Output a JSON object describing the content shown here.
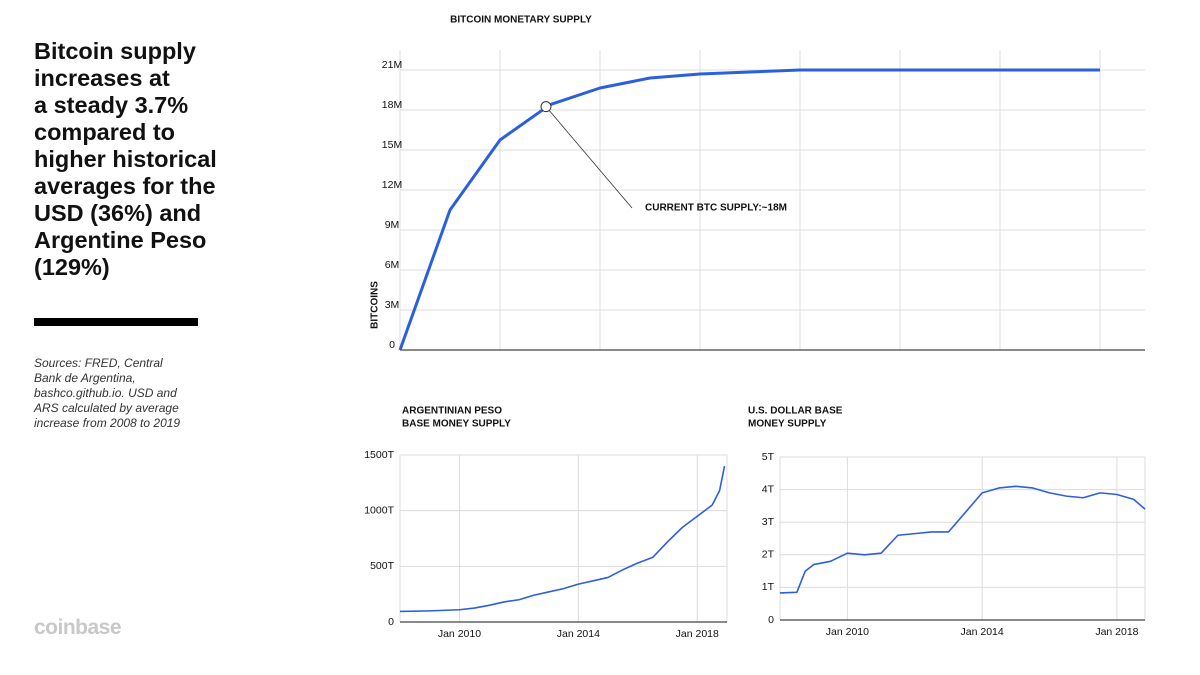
{
  "headline": [
    "Bitcoin supply",
    "increases at",
    "a steady 3.7%",
    "compared to",
    "higher historical",
    "averages for the",
    "USD (36%) and",
    "Argentine Peso",
    "(129%)"
  ],
  "sources": [
    "Sources: FRED, Central",
    "Bank de Argentina,",
    "bashco.github.io. USD and",
    "ARS calculated by average",
    "increase from 2008 to 2019"
  ],
  "brand": "coinbase",
  "chart_data": [
    {
      "type": "line",
      "title": [
        "BITCOIN MONETARY SUPPLY"
      ],
      "y_label": "BITCOINS",
      "annotation": "CURRENT BTC SUPPLY:~18M",
      "categories": [
        null,
        null,
        null,
        null,
        null,
        null,
        null,
        null,
        null,
        null,
        null,
        null,
        null,
        null,
        null
      ],
      "series": [
        {
          "name": "Bitcoin supply",
          "color": "#2b5fde",
          "values": [
            0,
            10.5,
            15.75,
            18.4,
            19.65,
            20.4,
            20.7,
            20.85,
            21,
            21,
            21,
            21,
            21,
            21,
            21
          ]
        }
      ],
      "ylim": [
        0,
        21
      ],
      "yticks": [
        0,
        {
          "value": 3,
          "label": "3M"
        },
        {
          "value": 6,
          "label": "6M"
        },
        {
          "value": 9,
          "label": "9M"
        },
        {
          "value": 12,
          "label": "12M"
        },
        {
          "value": 15,
          "label": "15M"
        },
        {
          "value": 18,
          "label": "18M"
        },
        {
          "value": 21,
          "label": "21M"
        }
      ],
      "grid": true
    },
    {
      "type": "line",
      "title": [
        "ARGENTINIAN PESO",
        "BASE MONEY SUPPLY"
      ],
      "x": [
        "2008-01",
        "2009-01",
        "2010-01",
        "2010-07",
        "2011-01",
        "2011-07",
        "2012-01",
        "2012-07",
        "2013-01",
        "2013-07",
        "2014-01",
        "2014-07",
        "2015-01",
        "2015-07",
        "2016-01",
        "2016-07",
        "2017-01",
        "2017-07",
        "2018-01",
        "2018-07",
        "2018-10",
        "2018-12"
      ],
      "series": [
        {
          "name": "ARS base money",
          "color": "#2b5fde",
          "values": [
            95,
            100,
            110,
            125,
            150,
            180,
            200,
            240,
            270,
            300,
            340,
            370,
            400,
            470,
            530,
            580,
            720,
            850,
            950,
            1050,
            1180,
            1400
          ]
        }
      ],
      "xlim": [
        "2008-01",
        "2019-01"
      ],
      "xticks": [
        {
          "value": "2010-01",
          "label": "Jan 2010"
        },
        {
          "value": "2014-01",
          "label": "Jan 2014"
        },
        {
          "value": "2018-01",
          "label": "Jan 2018"
        }
      ],
      "ylim": [
        0,
        1500
      ],
      "yticks": [
        0,
        {
          "value": 500,
          "label": "500T"
        },
        {
          "value": 1000,
          "label": "1000T"
        },
        {
          "value": 1500,
          "label": "1500T"
        }
      ],
      "grid": true
    },
    {
      "type": "line",
      "title": [
        "U.S. DOLLAR BASE",
        "MONEY SUPPLY"
      ],
      "x": [
        "2008-01",
        "2008-07",
        "2008-10",
        "2009-01",
        "2009-07",
        "2010-01",
        "2010-07",
        "2011-01",
        "2011-07",
        "2012-01",
        "2012-07",
        "2013-01",
        "2013-07",
        "2014-01",
        "2014-07",
        "2015-01",
        "2015-07",
        "2016-01",
        "2016-07",
        "2017-01",
        "2017-07",
        "2018-01",
        "2018-07",
        "2018-11"
      ],
      "series": [
        {
          "name": "USD base money",
          "color": "#2b5fde",
          "values": [
            0.83,
            0.85,
            1.5,
            1.7,
            1.8,
            2.05,
            2.0,
            2.05,
            2.6,
            2.65,
            2.7,
            2.7,
            3.3,
            3.9,
            4.05,
            4.1,
            4.05,
            3.9,
            3.8,
            3.75,
            3.9,
            3.85,
            3.7,
            3.4
          ]
        }
      ],
      "xlim": [
        "2008-01",
        "2018-11"
      ],
      "xticks": [
        {
          "value": "2010-01",
          "label": "Jan 2010"
        },
        {
          "value": "2014-01",
          "label": "Jan 2014"
        },
        {
          "value": "2018-01",
          "label": "Jan 2018"
        }
      ],
      "ylim": [
        0,
        5
      ],
      "yticks": [
        0,
        {
          "value": 1,
          "label": "1T"
        },
        {
          "value": 2,
          "label": "2T"
        },
        {
          "value": 3,
          "label": "3T"
        },
        {
          "value": 4,
          "label": "4T"
        },
        {
          "value": 5,
          "label": "5T"
        }
      ],
      "grid": true
    }
  ]
}
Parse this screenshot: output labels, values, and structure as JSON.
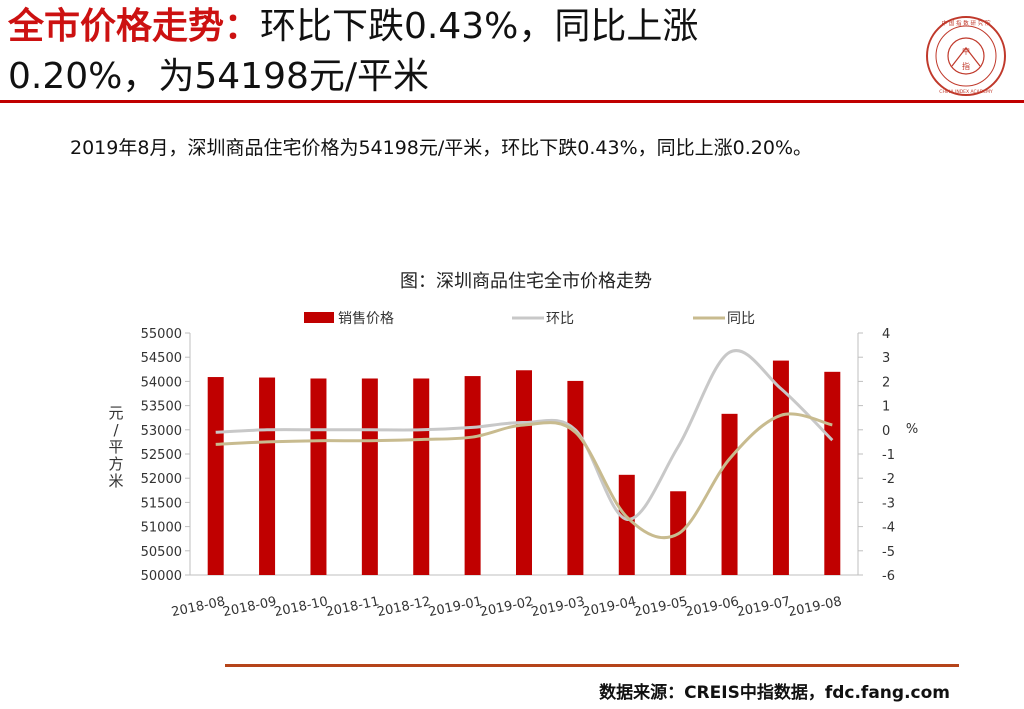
{
  "headline": {
    "key": "全市价格走势：",
    "line1_rest": "环比下跌0.43%，同比上涨",
    "line2": "0.20%，为54198元/平米"
  },
  "summary": "2019年8月，深圳商品住宅价格为54198元/平米，环比下跌0.43%，同比上涨0.20%。",
  "source": "数据来源：CREIS中指数据，fdc.fang.com",
  "logo": {
    "icon": "china-index-academy-seal",
    "ring_text": "CHINA INDEX ACADEMY",
    "center_top": "中",
    "center_bottom": "指",
    "top_text": "中 国 指 数 研 究 院",
    "color": "#c0392b"
  },
  "chart_data": {
    "type": "bar",
    "title": "图：深圳商品住宅全市价格走势",
    "categories": [
      "2018-08",
      "2018-09",
      "2018-10",
      "2018-11",
      "2018-12",
      "2019-01",
      "2019-02",
      "2019-03",
      "2019-04",
      "2019-05",
      "2019-06",
      "2019-07",
      "2019-08"
    ],
    "series": [
      {
        "name": "销售价格",
        "type": "bar",
        "axis": "left",
        "color": "#c00000",
        "values": [
          54090,
          54080,
          54060,
          54060,
          54060,
          54110,
          54230,
          54010,
          52070,
          51730,
          53330,
          54430,
          54198
        ]
      },
      {
        "name": "环比",
        "type": "line",
        "axis": "right",
        "color": "#c8c8c8",
        "values": [
          -0.1,
          0.0,
          0.0,
          0.0,
          0.0,
          0.1,
          0.3,
          0.0,
          -3.7,
          -0.7,
          3.2,
          1.7,
          -0.43
        ]
      },
      {
        "name": "同比",
        "type": "line",
        "axis": "right",
        "color": "#c8bb8f",
        "values": [
          -0.6,
          -0.5,
          -0.45,
          -0.45,
          -0.4,
          -0.3,
          0.2,
          -0.1,
          -3.6,
          -4.3,
          -1.2,
          0.6,
          0.2
        ]
      }
    ],
    "ylabel": "元/平方米",
    "ylim": [
      50000,
      55000
    ],
    "y_ticks": [
      50000,
      50500,
      51000,
      51500,
      52000,
      52500,
      53000,
      53500,
      54000,
      54500,
      55000
    ],
    "y2label": "%",
    "y2lim": [
      -6,
      4
    ],
    "y2_ticks": [
      -6,
      -5,
      -4,
      -3,
      -2,
      -1,
      0,
      1,
      2,
      3,
      4
    ],
    "legend": "top",
    "grid": false
  }
}
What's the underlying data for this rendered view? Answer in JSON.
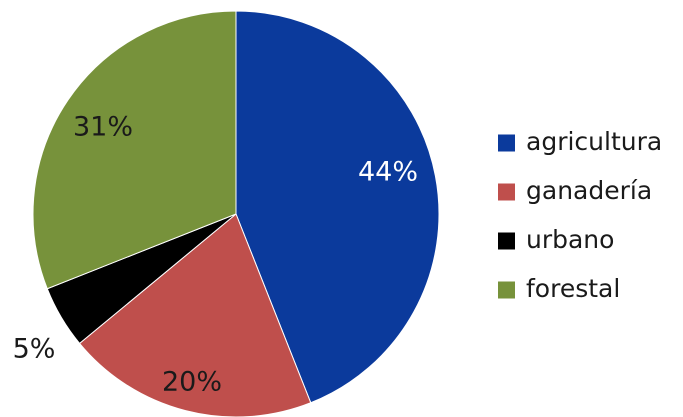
{
  "chart_data": {
    "type": "pie",
    "title": "",
    "slices": [
      {
        "label": "agricultura",
        "value": 44,
        "display": "44%",
        "color": "#0b3a9c",
        "label_color": "#ffffff"
      },
      {
        "label": "ganadería",
        "value": 20,
        "display": "20%",
        "color": "#bf4f4c",
        "label_color": "#1a1a1a"
      },
      {
        "label": "urbano",
        "value": 5,
        "display": "5%",
        "color": "#000000",
        "label_color": "#1a1a1a"
      },
      {
        "label": "forestal",
        "value": 31,
        "display": "31%",
        "color": "#77923b",
        "label_color": "#1a1a1a"
      }
    ],
    "start_angle": "12 o'clock",
    "direction": "clockwise",
    "legend_position": "right"
  }
}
---*---
#### Directions for this task:
In the copy, include all records verbatim but no images.

#### Response for this exercise:
Output a JSON object describing the content shown here.
{
  "headline": [
    "Bitcoin supply",
    "increases at",
    "a steady 3.7%",
    "compared to",
    "higher historical",
    "averages for the",
    "USD (36%) and",
    "Argentine Peso",
    "(129%)"
  ],
  "sources": [
    "Sources: FRED, Central",
    "Bank de Argentina,",
    "bashco.github.io. USD and",
    "ARS calculated by average",
    "increase from 2008 to 2019"
  ],
  "brand": "coinbase",
  "chart_data": [
    {
      "type": "line",
      "title": [
        "BITCOIN MONETARY SUPPLY"
      ],
      "y_label": "BITCOINS",
      "annotation": "CURRENT BTC SUPPLY:~18M",
      "categories": [
        null,
        null,
        null,
        null,
        null,
        null,
        null,
        null,
        null,
        null,
        null,
        null,
        null,
        null,
        null
      ],
      "series": [
        {
          "name": "Bitcoin supply",
          "color": "#2b5fde",
          "values": [
            0,
            10.5,
            15.75,
            18.4,
            19.65,
            20.4,
            20.7,
            20.85,
            21,
            21,
            21,
            21,
            21,
            21,
            21
          ]
        }
      ],
      "ylim": [
        0,
        21
      ],
      "yticks": [
        0,
        {
          "value": 3,
          "label": "3M"
        },
        {
          "value": 6,
          "label": "6M"
        },
        {
          "value": 9,
          "label": "9M"
        },
        {
          "value": 12,
          "label": "12M"
        },
        {
          "value": 15,
          "label": "15M"
        },
        {
          "value": 18,
          "label": "18M"
        },
        {
          "value": 21,
          "label": "21M"
        }
      ],
      "grid": true
    },
    {
      "type": "line",
      "title": [
        "ARGENTINIAN PESO",
        "BASE MONEY SUPPLY"
      ],
      "x": [
        "2008-01",
        "2009-01",
        "2010-01",
        "2010-07",
        "2011-01",
        "2011-07",
        "2012-01",
        "2012-07",
        "2013-01",
        "2013-07",
        "2014-01",
        "2014-07",
        "2015-01",
        "2015-07",
        "2016-01",
        "2016-07",
        "2017-01",
        "2017-07",
        "2018-01",
        "2018-07",
        "2018-10",
        "2018-12"
      ],
      "series": [
        {
          "name": "ARS base money",
          "color": "#2b5fde",
          "values": [
            95,
            100,
            110,
            125,
            150,
            180,
            200,
            240,
            270,
            300,
            340,
            370,
            400,
            470,
            530,
            580,
            720,
            850,
            950,
            1050,
            1180,
            1400
          ]
        }
      ],
      "xlim": [
        "2008-01",
        "2019-01"
      ],
      "xticks": [
        {
          "value": "2010-01",
          "label": "Jan 2010"
        },
        {
          "value": "2014-01",
          "label": "Jan 2014"
        },
        {
          "value": "2018-01",
          "label": "Jan 2018"
        }
      ],
      "ylim": [
        0,
        1500
      ],
      "yticks": [
        0,
        {
          "value": 500,
          "label": "500T"
        },
        {
          "value": 1000,
          "label": "1000T"
        },
        {
          "value": 1500,
          "label": "1500T"
        }
      ],
      "grid": true
    },
    {
      "type": "line",
      "title": [
        "U.S. DOLLAR BASE",
        "MONEY SUPPLY"
      ],
      "x": [
        "2008-01",
        "2008-07",
        "2008-10",
        "2009-01",
        "2009-07",
        "2010-01",
        "2010-07",
        "2011-01",
        "2011-07",
        "2012-01",
        "2012-07",
        "2013-01",
        "2013-07",
        "2014-01",
        "2014-07",
        "2015-01",
        "2015-07",
        "2016-01",
        "2016-07",
        "2017-01",
        "2017-07",
        "2018-01",
        "2018-07",
        "2018-11"
      ],
      "series": [
        {
          "name": "USD base money",
          "color": "#2b5fde",
          "values": [
            0.83,
            0.85,
            1.5,
            1.7,
            1.8,
            2.05,
            2.0,
            2.05,
            2.6,
            2.65,
            2.7,
            2.7,
            3.3,
            3.9,
            4.05,
            4.1,
            4.05,
            3.9,
            3.8,
            3.75,
            3.9,
            3.85,
            3.7,
            3.4
          ]
        }
      ],
      "xlim": [
        "2008-01",
        "2018-11"
      ],
      "xticks": [
        {
          "value": "2010-01",
          "label": "Jan 2010"
        },
        {
          "value": "2014-01",
          "label": "Jan 2014"
        },
        {
          "value": "2018-01",
          "label": "Jan 2018"
        }
      ],
      "ylim": [
        0,
        5
      ],
      "yticks": [
        0,
        {
          "value": 1,
          "label": "1T"
        },
        {
          "value": 2,
          "label": "2T"
        },
        {
          "value": 3,
          "label": "3T"
        },
        {
          "value": 4,
          "label": "4T"
        },
        {
          "value": 5,
          "label": "5T"
        }
      ],
      "grid": true
    }
  ]
}
Parse this screenshot: output labels, values, and structure as JSON.
{
  "headline": {
    "key": "全市价格走势：",
    "line1_rest": "环比下跌0.43%，同比上涨",
    "line2": "0.20%，为54198元/平米"
  },
  "summary": "2019年8月，深圳商品住宅价格为54198元/平米，环比下跌0.43%，同比上涨0.20%。",
  "source": "数据来源：CREIS中指数据，fdc.fang.com",
  "logo": {
    "icon": "china-index-academy-seal",
    "ring_text": "CHINA INDEX ACADEMY",
    "center_top": "中",
    "center_bottom": "指",
    "top_text": "中 国 指 数 研 究 院",
    "color": "#c0392b"
  },
  "chart_data": {
    "type": "bar",
    "title": "图：深圳商品住宅全市价格走势",
    "categories": [
      "2018-08",
      "2018-09",
      "2018-10",
      "2018-11",
      "2018-12",
      "2019-01",
      "2019-02",
      "2019-03",
      "2019-04",
      "2019-05",
      "2019-06",
      "2019-07",
      "2019-08"
    ],
    "series": [
      {
        "name": "销售价格",
        "type": "bar",
        "axis": "left",
        "color": "#c00000",
        "values": [
          54090,
          54080,
          54060,
          54060,
          54060,
          54110,
          54230,
          54010,
          52070,
          51730,
          53330,
          54430,
          54198
        ]
      },
      {
        "name": "环比",
        "type": "line",
        "axis": "right",
        "color": "#c8c8c8",
        "values": [
          -0.1,
          0.0,
          0.0,
          0.0,
          0.0,
          0.1,
          0.3,
          0.0,
          -3.7,
          -0.7,
          3.2,
          1.7,
          -0.43
        ]
      },
      {
        "name": "同比",
        "type": "line",
        "axis": "right",
        "color": "#c8bb8f",
        "values": [
          -0.6,
          -0.5,
          -0.45,
          -0.45,
          -0.4,
          -0.3,
          0.2,
          -0.1,
          -3.6,
          -4.3,
          -1.2,
          0.6,
          0.2
        ]
      }
    ],
    "ylabel": "元/平方米",
    "ylim": [
      50000,
      55000
    ],
    "y_ticks": [
      50000,
      50500,
      51000,
      51500,
      52000,
      52500,
      53000,
      53500,
      54000,
      54500,
      55000
    ],
    "y2label": "%",
    "y2lim": [
      -6,
      4
    ],
    "y2_ticks": [
      -6,
      -5,
      -4,
      -3,
      -2,
      -1,
      0,
      1,
      2,
      3,
      4
    ],
    "legend": "top",
    "grid": false
  }
}
What's the underlying data for this rendered view? Answer in JSON.
{
  "chart_data": {
    "type": "pie",
    "title": "",
    "slices": [
      {
        "label": "agricultura",
        "value": 44,
        "display": "44%",
        "color": "#0b3a9c",
        "label_color": "#ffffff"
      },
      {
        "label": "ganadería",
        "value": 20,
        "display": "20%",
        "color": "#bf4f4c",
        "label_color": "#1a1a1a"
      },
      {
        "label": "urbano",
        "value": 5,
        "display": "5%",
        "color": "#000000",
        "label_color": "#1a1a1a"
      },
      {
        "label": "forestal",
        "value": 31,
        "display": "31%",
        "color": "#77923b",
        "label_color": "#1a1a1a"
      }
    ],
    "start_angle": "12 o'clock",
    "direction": "clockwise",
    "legend_position": "right"
  }
}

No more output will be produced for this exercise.